**Exercise:** What follows is a set of records, each of which is to be written out exactly.
begin Exercise data
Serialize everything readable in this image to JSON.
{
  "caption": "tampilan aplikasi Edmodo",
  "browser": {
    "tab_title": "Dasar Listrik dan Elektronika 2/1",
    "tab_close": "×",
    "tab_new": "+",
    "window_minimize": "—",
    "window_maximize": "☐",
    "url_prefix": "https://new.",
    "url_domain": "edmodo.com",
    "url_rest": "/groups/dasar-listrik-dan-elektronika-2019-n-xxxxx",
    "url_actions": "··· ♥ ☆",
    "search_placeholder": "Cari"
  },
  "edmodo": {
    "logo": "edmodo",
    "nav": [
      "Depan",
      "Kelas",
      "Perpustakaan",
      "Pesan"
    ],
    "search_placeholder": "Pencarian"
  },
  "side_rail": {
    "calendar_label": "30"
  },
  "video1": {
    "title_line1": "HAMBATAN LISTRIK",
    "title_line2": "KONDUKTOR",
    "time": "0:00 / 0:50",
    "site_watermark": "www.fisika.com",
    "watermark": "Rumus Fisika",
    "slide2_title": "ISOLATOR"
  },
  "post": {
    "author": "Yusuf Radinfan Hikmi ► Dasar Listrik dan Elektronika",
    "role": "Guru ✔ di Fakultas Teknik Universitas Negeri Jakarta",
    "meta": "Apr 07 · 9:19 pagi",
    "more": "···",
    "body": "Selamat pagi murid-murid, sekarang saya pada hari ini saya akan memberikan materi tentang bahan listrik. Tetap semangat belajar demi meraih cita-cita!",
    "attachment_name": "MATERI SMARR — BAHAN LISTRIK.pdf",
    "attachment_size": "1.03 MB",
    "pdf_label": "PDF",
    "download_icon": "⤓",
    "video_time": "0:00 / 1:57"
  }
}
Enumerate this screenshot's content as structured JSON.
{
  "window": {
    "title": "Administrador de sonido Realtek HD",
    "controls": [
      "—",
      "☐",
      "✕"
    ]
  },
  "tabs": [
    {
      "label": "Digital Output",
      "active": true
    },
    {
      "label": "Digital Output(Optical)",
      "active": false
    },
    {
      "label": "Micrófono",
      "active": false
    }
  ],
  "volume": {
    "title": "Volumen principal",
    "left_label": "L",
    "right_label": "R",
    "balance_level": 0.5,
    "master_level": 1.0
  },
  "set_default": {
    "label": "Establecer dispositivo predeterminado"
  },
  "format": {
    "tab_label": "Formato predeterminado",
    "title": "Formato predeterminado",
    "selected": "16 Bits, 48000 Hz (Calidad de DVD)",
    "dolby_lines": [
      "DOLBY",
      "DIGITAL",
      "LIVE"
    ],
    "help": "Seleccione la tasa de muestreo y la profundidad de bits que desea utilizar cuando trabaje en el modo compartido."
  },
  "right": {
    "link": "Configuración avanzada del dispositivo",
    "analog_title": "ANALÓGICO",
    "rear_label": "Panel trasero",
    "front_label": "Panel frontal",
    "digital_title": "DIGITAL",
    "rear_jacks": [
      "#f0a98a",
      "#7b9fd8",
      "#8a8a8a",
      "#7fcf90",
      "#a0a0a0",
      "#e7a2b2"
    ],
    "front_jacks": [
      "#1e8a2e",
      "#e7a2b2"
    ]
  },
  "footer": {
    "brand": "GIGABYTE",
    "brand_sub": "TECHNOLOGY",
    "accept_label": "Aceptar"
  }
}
end Exercise data
**Problem solution:**
Serialize everything readable in this image to JSON.
{
  "caption": "tampilan aplikasi Edmodo",
  "browser": {
    "tab_title": "Dasar Listrik dan Elektronika 2/1",
    "tab_close": "×",
    "tab_new": "+",
    "window_minimize": "—",
    "window_maximize": "☐",
    "url_prefix": "https://new.",
    "url_domain": "edmodo.com",
    "url_rest": "/groups/dasar-listrik-dan-elektronika-2019-n-xxxxx",
    "url_actions": "··· ♥ ☆",
    "search_placeholder": "Cari"
  },
  "edmodo": {
    "logo": "edmodo",
    "nav": [
      "Depan",
      "Kelas",
      "Perpustakaan",
      "Pesan"
    ],
    "search_placeholder": "Pencarian"
  },
  "side_rail": {
    "calendar_label": "30"
  },
  "video1": {
    "title_line1": "HAMBATAN LISTRIK",
    "title_line2": "KONDUKTOR",
    "time": "0:00 / 0:50",
    "site_watermark": "www.fisika.com",
    "watermark": "Rumus Fisika",
    "slide2_title": "ISOLATOR"
  },
  "post": {
    "author": "Yusuf Radinfan Hikmi ► Dasar Listrik dan Elektronika",
    "role": "Guru ✔ di Fakultas Teknik Universitas Negeri Jakarta",
    "meta": "Apr 07 · 9:19 pagi",
    "more": "···",
    "body": "Selamat pagi murid-murid, sekarang saya pada hari ini saya akan memberikan materi tentang bahan listrik. Tetap semangat belajar demi meraih cita-cita!",
    "attachment_name": "MATERI SMARR — BAHAN LISTRIK.pdf",
    "attachment_size": "1.03 MB",
    "pdf_label": "PDF",
    "download_icon": "⤓",
    "video_time": "0:00 / 1:57"
  }
}
Enumerate this screenshot's content as structured JSON.
{
  "window": {
    "title": "Administrador de sonido Realtek HD",
    "controls": [
      "—",
      "☐",
      "✕"
    ]
  },
  "tabs": [
    {
      "label": "Digital Output",
      "active": true
    },
    {
      "label": "Digital Output(Optical)",
      "active": false
    },
    {
      "label": "Micrófono",
      "active": false
    }
  ],
  "volume": {
    "title": "Volumen principal",
    "left_label": "L",
    "right_label": "R",
    "balance_level": 0.5,
    "master_level": 1.0
  },
  "set_default": {
    "label": "Establecer dispositivo predeterminado"
  },
  "format": {
    "tab_label": "Formato predeterminado",
    "title": "Formato predeterminado",
    "selected": "16 Bits, 48000 Hz (Calidad de DVD)",
    "dolby_lines": [
      "DOLBY",
      "DIGITAL",
      "LIVE"
    ],
    "help": "Seleccione la tasa de muestreo y la profundidad de bits que desea utilizar cuando trabaje en el modo compartido."
  },
  "right": {
    "link": "Configuración avanzada del dispositivo",
    "analog_title": "ANALÓGICO",
    "rear_label": "Panel trasero",
    "front_label": "Panel frontal",
    "digital_title": "DIGITAL",
    "rear_jacks": [
      "#f0a98a",
      "#7b9fd8",
      "#8a8a8a",
      "#7fcf90",
      "#a0a0a0",
      "#e7a2b2"
    ],
    "front_jacks": [
      "#1e8a2e",
      "#e7a2b2"
    ]
  },
  "footer": {
    "brand": "GIGABYTE",
    "brand_sub": "TECHNOLOGY",
    "accept_label": "Aceptar"
  }
}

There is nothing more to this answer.